The request: Extract the full listing verbatim and drop any pictures from your copy.
....................
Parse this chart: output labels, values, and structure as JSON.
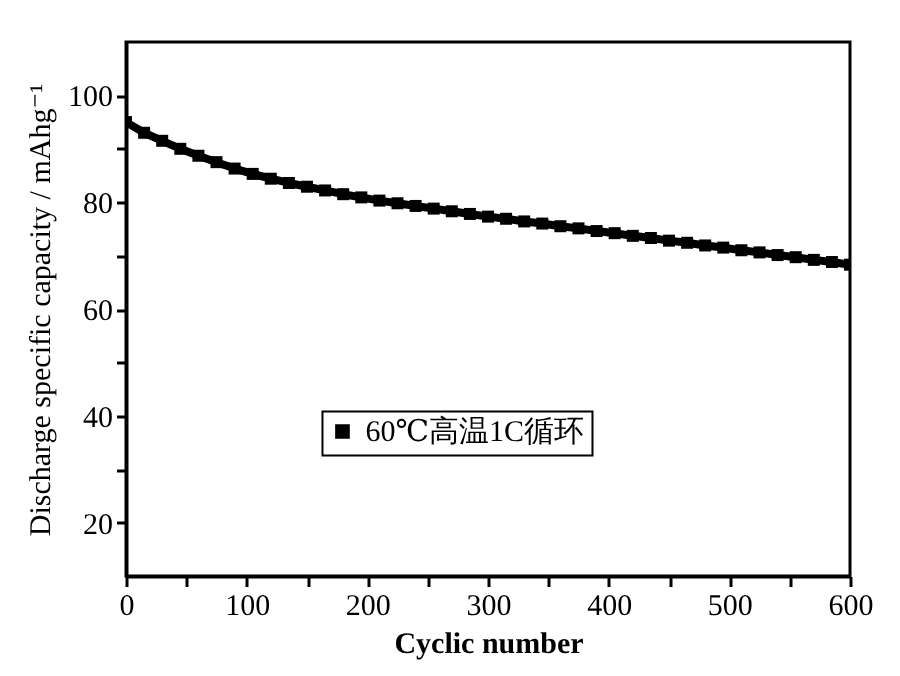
{
  "chart_data": {
    "type": "line",
    "xlabel": "Cyclic number",
    "ylabel": "Discharge specific capacity / mAhg⁻¹",
    "x": [
      0,
      15,
      30,
      45,
      60,
      75,
      90,
      105,
      120,
      135,
      150,
      165,
      180,
      195,
      210,
      225,
      240,
      255,
      270,
      285,
      300,
      315,
      330,
      345,
      360,
      375,
      390,
      405,
      420,
      435,
      450,
      465,
      480,
      495,
      510,
      525,
      540,
      555,
      570,
      585,
      600
    ],
    "series": [
      {
        "name": "60℃高温1C循环",
        "color": "#000000",
        "values": [
          95,
          93,
          91.5,
          90,
          88.7,
          87.5,
          86.3,
          85.3,
          84.4,
          83.6,
          82.9,
          82.2,
          81.5,
          80.9,
          80.3,
          79.8,
          79.3,
          78.8,
          78.3,
          77.8,
          77.3,
          76.9,
          76.4,
          76.0,
          75.5,
          75.1,
          74.6,
          74.2,
          73.7,
          73.3,
          72.8,
          72.4,
          71.9,
          71.5,
          71.0,
          70.6,
          70.1,
          69.7,
          69.2,
          68.8,
          68.3
        ]
      }
    ],
    "xlim": [
      0,
      600
    ],
    "ylim": [
      10,
      110
    ],
    "xticks": [
      0,
      {
        "value": 50,
        "label": null
      },
      100,
      {
        "value": 150,
        "label": null
      },
      200,
      {
        "value": 250,
        "label": null
      },
      300,
      {
        "value": 350,
        "label": null
      },
      400,
      {
        "value": 450,
        "label": null
      },
      500,
      {
        "value": 550,
        "label": null
      },
      600
    ],
    "yticks": [
      20,
      {
        "value": 30,
        "label": null
      },
      40,
      {
        "value": 50,
        "label": null
      },
      60,
      {
        "value": 70,
        "label": null
      },
      80,
      {
        "value": 90,
        "label": null
      },
      100
    ],
    "marker": "square",
    "line_style": "solid",
    "legend": "center",
    "grid": false
  }
}
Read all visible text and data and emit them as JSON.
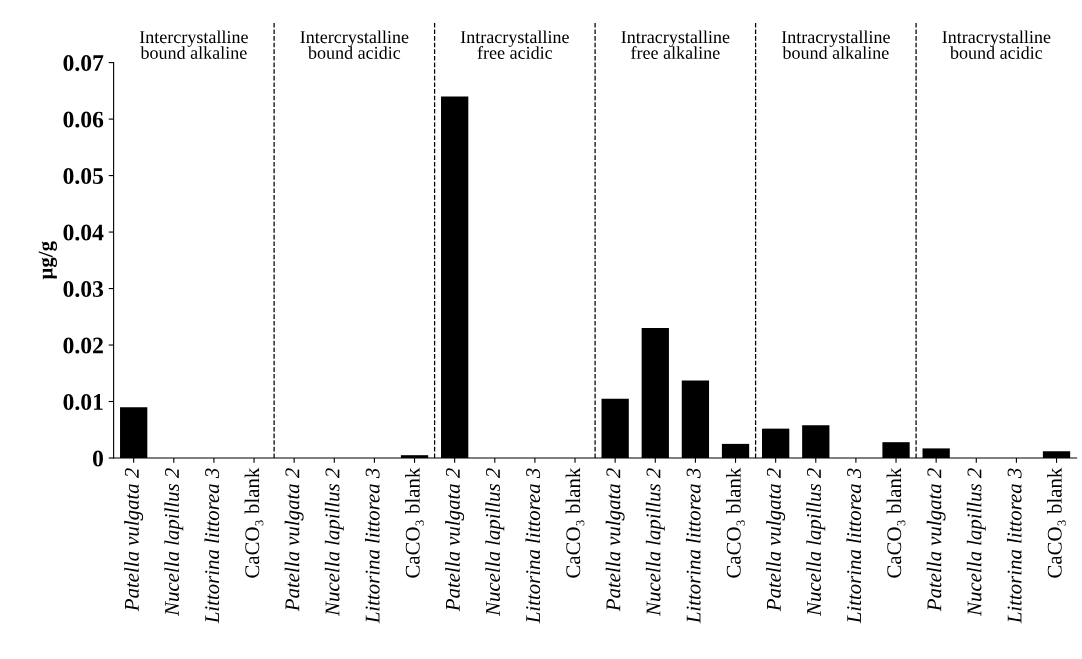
{
  "chart_data": {
    "type": "bar",
    "ylabel": "µg/g",
    "categories": [
      "Patella vulgata 2",
      "Nucella lapillus 2",
      "Littorina littorea 3",
      "CaCO₃ blank",
      "Patella vulgata 2",
      "Nucella lapillus 2",
      "Littorina littorea 3",
      "CaCO₃ blank",
      "Patella vulgata 2",
      "Nucella lapillus 2",
      "Littorina littorea 3",
      "CaCO₃ blank",
      "Patella vulgata 2",
      "Nucella lapillus 2",
      "Littorina littorea 3",
      "CaCO₃ blank",
      "Patella vulgata 2",
      "Nucella lapillus 2",
      "Littorina littorea 3",
      "CaCO₃ blank",
      "Patella vulgata 2",
      "Nucella lapillus 2",
      "Littorina littorea 3",
      "CaCO₃ blank"
    ],
    "values": [
      0.009,
      0,
      0,
      0,
      0,
      0,
      0,
      0.0005,
      0.064,
      0,
      0,
      0,
      0.0105,
      0.023,
      0.0137,
      0.0025,
      0.0052,
      0.0058,
      0,
      0.0028,
      0.0017,
      0,
      0,
      0.0012
    ],
    "color": "#000000",
    "ylim": [
      0,
      0.07
    ],
    "yticks": [
      0,
      0.01,
      0.02,
      0.03,
      0.04,
      0.05,
      0.06,
      0.07
    ],
    "grid": false,
    "annotations": [
      "Intercrystalline\nbound alkaline",
      "Intercrystalline\nbound acidic",
      "Intracrystalline\nfree acidic",
      "Intracrystalline\nfree alkaline",
      "Intracrystalline\nbound alkaline",
      "Intracrystalline\nbound acidic"
    ]
  }
}
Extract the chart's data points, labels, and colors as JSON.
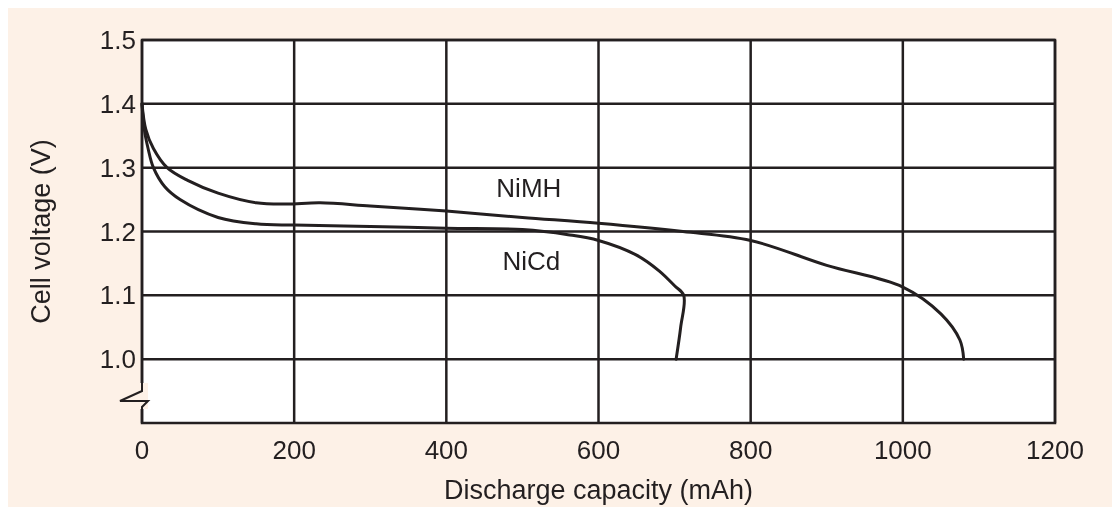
{
  "chart_data": {
    "type": "line",
    "xlabel": "Discharge capacity (mAh)",
    "ylabel": "Cell voltage (V)",
    "xlim": [
      0,
      1200
    ],
    "xticks": [
      0,
      200,
      400,
      600,
      800,
      1000,
      1200
    ],
    "ylim": [
      0.9,
      1.5
    ],
    "yticks": [
      {
        "value": 1.0,
        "label": "1.0"
      },
      1.1,
      1.2,
      1.3,
      1.4,
      1.5
    ],
    "grid": true,
    "series": [
      {
        "name": "NiMH",
        "color": "#231f20",
        "x": [
          0,
          5,
          15,
          33,
          60,
          100,
          150,
          190,
          234,
          300,
          400,
          500,
          600,
          711,
          800,
          900,
          1000,
          1050,
          1075,
          1080
        ],
        "values": [
          1.4,
          1.36,
          1.33,
          1.3,
          1.28,
          1.26,
          1.245,
          1.243,
          1.245,
          1.24,
          1.232,
          1.222,
          1.213,
          1.2,
          1.186,
          1.147,
          1.113,
          1.071,
          1.03,
          1.0
        ]
      },
      {
        "name": "NiCd",
        "color": "#231f20",
        "x": [
          0,
          3,
          8,
          15,
          30,
          50,
          100,
          150,
          200,
          300,
          400,
          500,
          560,
          600,
          650,
          680,
          700,
          712,
          708,
          702
        ],
        "values": [
          1.4,
          1.36,
          1.33,
          1.3,
          1.27,
          1.25,
          1.222,
          1.212,
          1.21,
          1.208,
          1.205,
          1.203,
          1.195,
          1.186,
          1.163,
          1.138,
          1.115,
          1.1,
          1.05,
          1.0
        ]
      }
    ]
  }
}
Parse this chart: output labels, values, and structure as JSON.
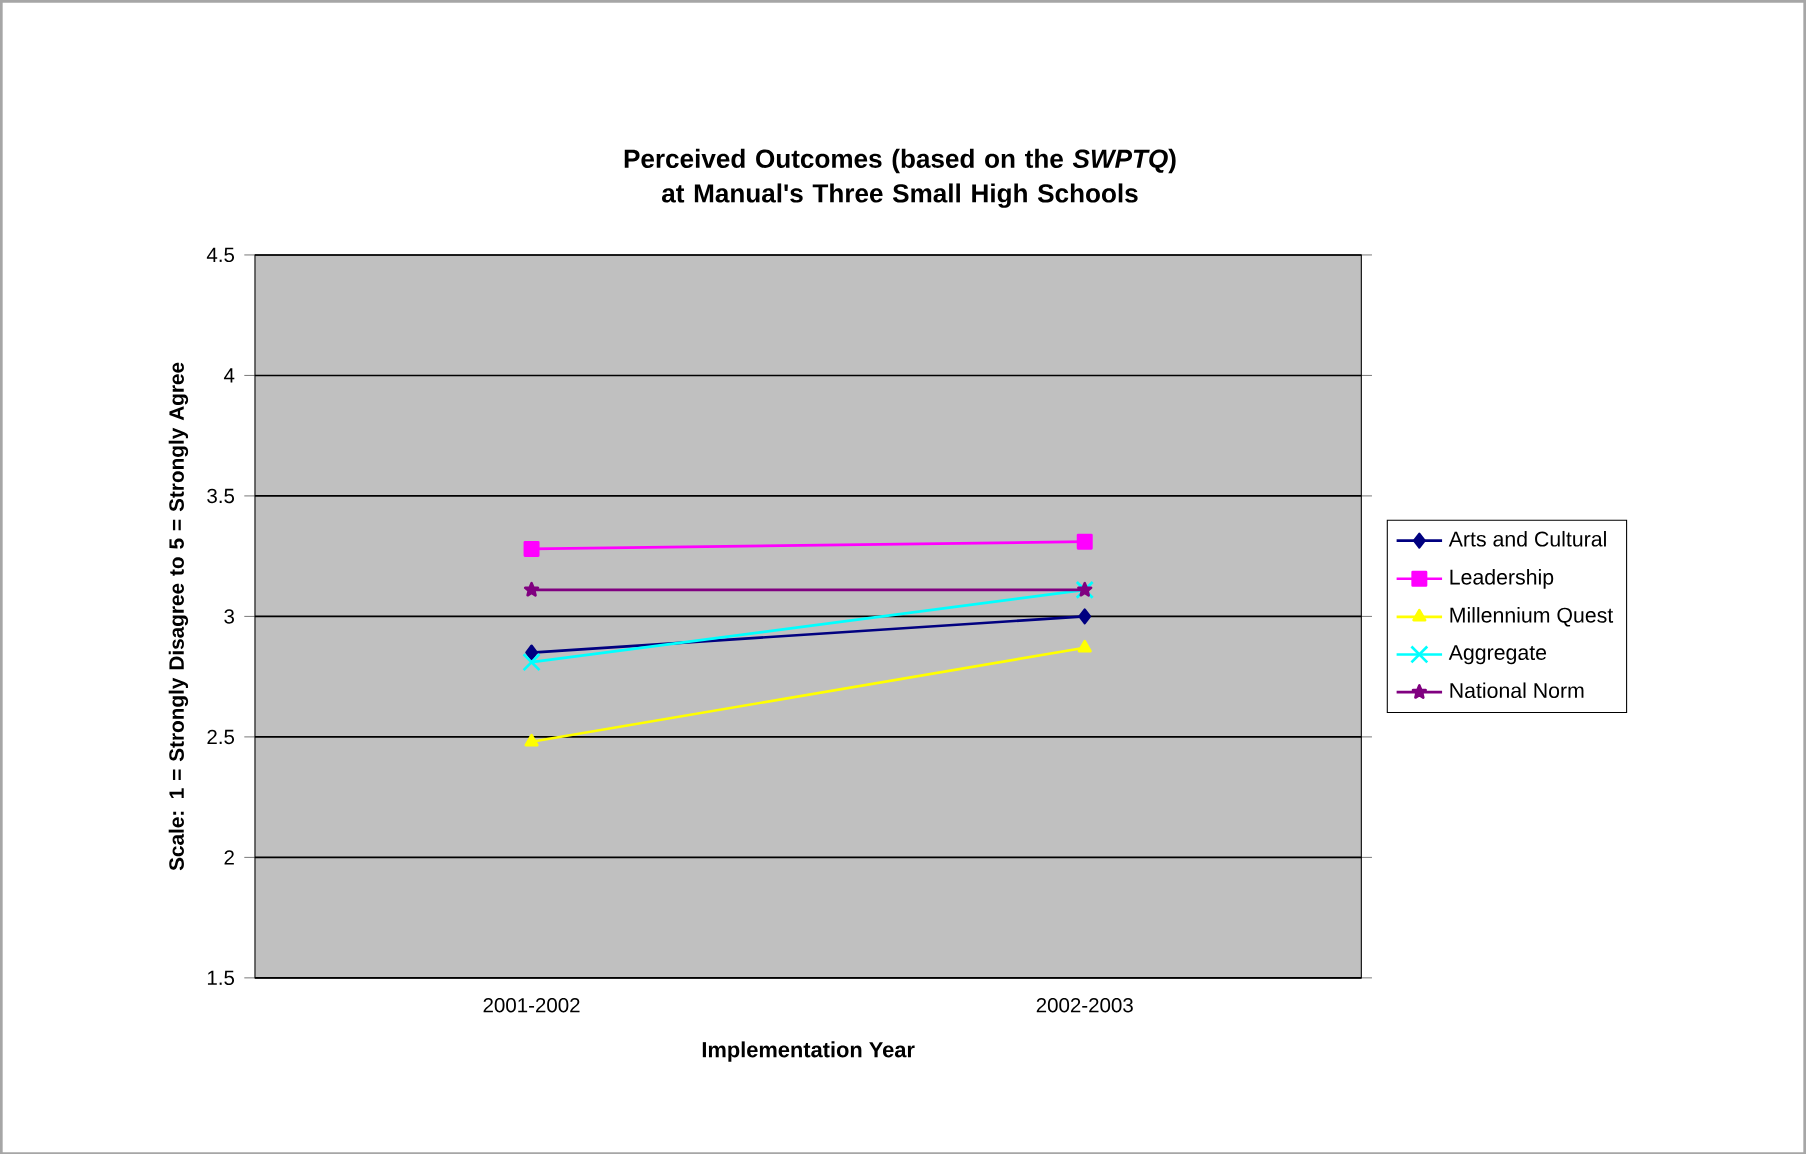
....................
Written response:
Parse this chart: output labels, values, and structure as JSON.
{
  "chart_data": {
    "type": "line",
    "xlabel": "Cyclic number",
    "ylabel": "Discharge specific capacity / mAhg⁻¹",
    "x": [
      0,
      15,
      30,
      45,
      60,
      75,
      90,
      105,
      120,
      135,
      150,
      165,
      180,
      195,
      210,
      225,
      240,
      255,
      270,
      285,
      300,
      315,
      330,
      345,
      360,
      375,
      390,
      405,
      420,
      435,
      450,
      465,
      480,
      495,
      510,
      525,
      540,
      555,
      570,
      585,
      600
    ],
    "series": [
      {
        "name": "60℃高温1C循环",
        "color": "#000000",
        "values": [
          95,
          93,
          91.5,
          90,
          88.7,
          87.5,
          86.3,
          85.3,
          84.4,
          83.6,
          82.9,
          82.2,
          81.5,
          80.9,
          80.3,
          79.8,
          79.3,
          78.8,
          78.3,
          77.8,
          77.3,
          76.9,
          76.4,
          76.0,
          75.5,
          75.1,
          74.6,
          74.2,
          73.7,
          73.3,
          72.8,
          72.4,
          71.9,
          71.5,
          71.0,
          70.6,
          70.1,
          69.7,
          69.2,
          68.8,
          68.3
        ]
      }
    ],
    "xlim": [
      0,
      600
    ],
    "ylim": [
      10,
      110
    ],
    "xticks": [
      0,
      {
        "value": 50,
        "label": null
      },
      100,
      {
        "value": 150,
        "label": null
      },
      200,
      {
        "value": 250,
        "label": null
      },
      300,
      {
        "value": 350,
        "label": null
      },
      400,
      {
        "value": 450,
        "label": null
      },
      500,
      {
        "value": 550,
        "label": null
      },
      600
    ],
    "yticks": [
      20,
      {
        "value": 30,
        "label": null
      },
      40,
      {
        "value": 50,
        "label": null
      },
      60,
      {
        "value": 70,
        "label": null
      },
      80,
      {
        "value": 90,
        "label": null
      },
      100
    ],
    "marker": "square",
    "line_style": "solid",
    "legend": "center",
    "grid": false
  }
}
Read all visible text and data and emit them as JSON.
{
  "chart_data": {
    "type": "bar",
    "ylabel": "µg/g",
    "categories": [
      "Patella vulgata 2",
      "Nucella lapillus 2",
      "Littorina littorea 3",
      "CaCO₃ blank",
      "Patella vulgata 2",
      "Nucella lapillus 2",
      "Littorina littorea 3",
      "CaCO₃ blank",
      "Patella vulgata 2",
      "Nucella lapillus 2",
      "Littorina littorea 3",
      "CaCO₃ blank",
      "Patella vulgata 2",
      "Nucella lapillus 2",
      "Littorina littorea 3",
      "CaCO₃ blank",
      "Patella vulgata 2",
      "Nucella lapillus 2",
      "Littorina littorea 3",
      "CaCO₃ blank",
      "Patella vulgata 2",
      "Nucella lapillus 2",
      "Littorina littorea 3",
      "CaCO₃ blank"
    ],
    "values": [
      0.009,
      0,
      0,
      0,
      0,
      0,
      0,
      0.0005,
      0.064,
      0,
      0,
      0,
      0.0105,
      0.023,
      0.0137,
      0.0025,
      0.0052,
      0.0058,
      0,
      0.0028,
      0.0017,
      0,
      0,
      0.0012
    ],
    "color": "#000000",
    "ylim": [
      0,
      0.07
    ],
    "yticks": [
      0,
      0.01,
      0.02,
      0.03,
      0.04,
      0.05,
      0.06,
      0.07
    ],
    "grid": false,
    "annotations": [
      "Intercrystalline\nbound alkaline",
      "Intercrystalline\nbound acidic",
      "Intracrystalline\nfree acidic",
      "Intracrystalline\nfree alkaline",
      "Intracrystalline\nbound alkaline",
      "Intracrystalline\nbound acidic"
    ]
  }
}
Extract the chart's data points, labels, and colors as JSON.
{
  "chart_data": {
    "type": "line",
    "xlabel": "Discharge capacity (mAh)",
    "ylabel": "Cell voltage (V)",
    "xlim": [
      0,
      1200
    ],
    "xticks": [
      0,
      200,
      400,
      600,
      800,
      1000,
      1200
    ],
    "ylim": [
      0.9,
      1.5
    ],
    "yticks": [
      {
        "value": 1.0,
        "label": "1.0"
      },
      1.1,
      1.2,
      1.3,
      1.4,
      1.5
    ],
    "grid": true,
    "series": [
      {
        "name": "NiMH",
        "color": "#231f20",
        "x": [
          0,
          5,
          15,
          33,
          60,
          100,
          150,
          190,
          234,
          300,
          400,
          500,
          600,
          711,
          800,
          900,
          1000,
          1050,
          1075,
          1080
        ],
        "values": [
          1.4,
          1.36,
          1.33,
          1.3,
          1.28,
          1.26,
          1.245,
          1.243,
          1.245,
          1.24,
          1.232,
          1.222,
          1.213,
          1.2,
          1.186,
          1.147,
          1.113,
          1.071,
          1.03,
          1.0
        ]
      },
      {
        "name": "NiCd",
        "color": "#231f20",
        "x": [
          0,
          3,
          8,
          15,
          30,
          50,
          100,
          150,
          200,
          300,
          400,
          500,
          560,
          600,
          650,
          680,
          700,
          712,
          708,
          702
        ],
        "values": [
          1.4,
          1.36,
          1.33,
          1.3,
          1.27,
          1.25,
          1.222,
          1.212,
          1.21,
          1.208,
          1.205,
          1.203,
          1.195,
          1.186,
          1.163,
          1.138,
          1.115,
          1.1,
          1.05,
          1.0
        ]
      }
    ]
  }
}
Parse this chart: output labels, values, and structure as JSON.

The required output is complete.